Challenge: Scan the data below. Pull out each line where "seismology" occurs.

---------- Dataset

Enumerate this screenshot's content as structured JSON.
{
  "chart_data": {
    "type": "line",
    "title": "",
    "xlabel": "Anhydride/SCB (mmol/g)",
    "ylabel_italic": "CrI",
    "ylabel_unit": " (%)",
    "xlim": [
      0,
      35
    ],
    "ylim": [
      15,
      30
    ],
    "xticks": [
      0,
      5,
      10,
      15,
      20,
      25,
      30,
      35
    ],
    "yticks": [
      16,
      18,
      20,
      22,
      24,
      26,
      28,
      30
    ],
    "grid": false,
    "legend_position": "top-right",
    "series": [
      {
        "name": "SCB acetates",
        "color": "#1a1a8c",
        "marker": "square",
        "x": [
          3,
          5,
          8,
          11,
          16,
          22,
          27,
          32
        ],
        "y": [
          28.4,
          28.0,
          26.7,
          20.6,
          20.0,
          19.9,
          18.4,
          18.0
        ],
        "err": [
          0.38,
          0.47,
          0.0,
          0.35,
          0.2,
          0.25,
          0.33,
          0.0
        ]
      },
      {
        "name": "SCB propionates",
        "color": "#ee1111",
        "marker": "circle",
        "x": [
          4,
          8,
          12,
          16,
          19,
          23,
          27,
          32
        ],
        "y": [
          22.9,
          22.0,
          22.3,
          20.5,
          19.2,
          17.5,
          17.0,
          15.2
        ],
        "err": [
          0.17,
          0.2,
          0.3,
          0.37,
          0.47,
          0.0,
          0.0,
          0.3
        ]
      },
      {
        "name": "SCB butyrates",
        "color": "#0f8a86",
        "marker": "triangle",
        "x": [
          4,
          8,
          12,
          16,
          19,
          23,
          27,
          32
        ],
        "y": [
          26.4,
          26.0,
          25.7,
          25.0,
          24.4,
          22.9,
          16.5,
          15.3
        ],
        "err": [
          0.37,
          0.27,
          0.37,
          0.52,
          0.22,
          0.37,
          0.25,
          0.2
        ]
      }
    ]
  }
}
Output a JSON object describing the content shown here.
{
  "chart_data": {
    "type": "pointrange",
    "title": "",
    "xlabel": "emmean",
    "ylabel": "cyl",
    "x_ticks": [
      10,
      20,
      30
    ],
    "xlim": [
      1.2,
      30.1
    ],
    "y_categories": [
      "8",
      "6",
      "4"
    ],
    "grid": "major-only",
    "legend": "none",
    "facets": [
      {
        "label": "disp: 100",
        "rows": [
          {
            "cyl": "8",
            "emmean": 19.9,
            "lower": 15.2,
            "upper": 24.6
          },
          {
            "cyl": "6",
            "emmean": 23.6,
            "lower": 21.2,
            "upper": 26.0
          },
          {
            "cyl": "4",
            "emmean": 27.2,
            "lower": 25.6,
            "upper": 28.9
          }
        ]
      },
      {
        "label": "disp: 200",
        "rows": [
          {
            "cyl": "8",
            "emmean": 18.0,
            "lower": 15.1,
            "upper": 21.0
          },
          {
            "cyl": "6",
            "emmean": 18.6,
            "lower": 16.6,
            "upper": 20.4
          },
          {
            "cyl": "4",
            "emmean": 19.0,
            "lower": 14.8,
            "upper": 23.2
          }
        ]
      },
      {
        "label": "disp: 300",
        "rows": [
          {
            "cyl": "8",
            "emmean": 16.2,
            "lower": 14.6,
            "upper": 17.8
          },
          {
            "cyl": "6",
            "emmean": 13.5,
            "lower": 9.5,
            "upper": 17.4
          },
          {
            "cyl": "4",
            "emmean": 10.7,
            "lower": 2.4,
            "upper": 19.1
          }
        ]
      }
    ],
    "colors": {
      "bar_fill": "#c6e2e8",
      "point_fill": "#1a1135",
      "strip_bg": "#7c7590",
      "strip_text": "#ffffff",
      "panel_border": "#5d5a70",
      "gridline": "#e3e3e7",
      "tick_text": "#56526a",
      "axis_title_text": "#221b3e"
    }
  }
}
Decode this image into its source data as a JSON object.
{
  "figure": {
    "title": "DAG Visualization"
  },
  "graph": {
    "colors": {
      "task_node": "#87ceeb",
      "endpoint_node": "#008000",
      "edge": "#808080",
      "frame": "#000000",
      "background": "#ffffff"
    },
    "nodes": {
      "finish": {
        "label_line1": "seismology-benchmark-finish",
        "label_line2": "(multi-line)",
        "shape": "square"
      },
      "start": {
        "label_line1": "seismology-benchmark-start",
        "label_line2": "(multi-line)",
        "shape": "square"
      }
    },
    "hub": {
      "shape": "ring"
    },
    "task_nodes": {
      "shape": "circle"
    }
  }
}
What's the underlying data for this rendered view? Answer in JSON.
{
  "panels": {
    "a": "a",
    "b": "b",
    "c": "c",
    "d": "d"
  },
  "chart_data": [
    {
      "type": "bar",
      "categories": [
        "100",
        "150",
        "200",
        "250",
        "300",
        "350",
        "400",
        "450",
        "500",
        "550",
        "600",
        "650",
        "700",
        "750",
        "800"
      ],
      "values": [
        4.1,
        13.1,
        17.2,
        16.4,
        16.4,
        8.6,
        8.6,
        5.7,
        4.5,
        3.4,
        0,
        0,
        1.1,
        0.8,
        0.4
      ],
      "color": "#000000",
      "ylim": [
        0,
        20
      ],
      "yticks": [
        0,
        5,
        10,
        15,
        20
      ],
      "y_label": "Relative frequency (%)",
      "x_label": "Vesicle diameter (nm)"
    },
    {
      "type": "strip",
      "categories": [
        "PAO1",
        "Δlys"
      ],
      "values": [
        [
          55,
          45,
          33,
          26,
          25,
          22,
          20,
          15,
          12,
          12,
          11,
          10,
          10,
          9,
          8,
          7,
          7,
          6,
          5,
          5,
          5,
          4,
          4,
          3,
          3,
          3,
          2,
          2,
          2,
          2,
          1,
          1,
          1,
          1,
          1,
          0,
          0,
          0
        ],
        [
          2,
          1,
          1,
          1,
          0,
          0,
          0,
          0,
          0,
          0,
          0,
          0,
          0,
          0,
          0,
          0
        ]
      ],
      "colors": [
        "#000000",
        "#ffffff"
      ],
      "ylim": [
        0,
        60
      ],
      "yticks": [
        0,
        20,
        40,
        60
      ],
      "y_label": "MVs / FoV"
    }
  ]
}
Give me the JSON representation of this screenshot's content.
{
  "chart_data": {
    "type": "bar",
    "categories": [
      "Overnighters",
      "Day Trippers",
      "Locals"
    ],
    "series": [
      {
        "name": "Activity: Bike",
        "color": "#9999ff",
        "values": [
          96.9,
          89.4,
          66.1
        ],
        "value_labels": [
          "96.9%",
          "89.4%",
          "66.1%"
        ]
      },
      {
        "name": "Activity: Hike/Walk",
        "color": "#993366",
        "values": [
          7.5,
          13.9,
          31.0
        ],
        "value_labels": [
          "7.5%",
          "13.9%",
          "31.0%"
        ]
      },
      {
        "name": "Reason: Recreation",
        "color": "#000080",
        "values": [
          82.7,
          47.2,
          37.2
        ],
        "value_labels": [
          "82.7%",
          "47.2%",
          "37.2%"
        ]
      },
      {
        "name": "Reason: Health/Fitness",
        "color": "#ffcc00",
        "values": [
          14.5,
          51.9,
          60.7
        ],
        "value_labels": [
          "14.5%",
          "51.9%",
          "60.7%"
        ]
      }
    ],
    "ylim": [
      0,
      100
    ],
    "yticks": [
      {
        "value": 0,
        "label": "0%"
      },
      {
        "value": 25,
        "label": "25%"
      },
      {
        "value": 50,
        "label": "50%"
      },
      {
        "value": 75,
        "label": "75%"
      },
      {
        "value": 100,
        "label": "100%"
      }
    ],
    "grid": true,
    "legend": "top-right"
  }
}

--------------------

Reply to the task:
        "label_line1": "seismology-benchmark-finish",
        "label_line1": "seismology-benchmark-start",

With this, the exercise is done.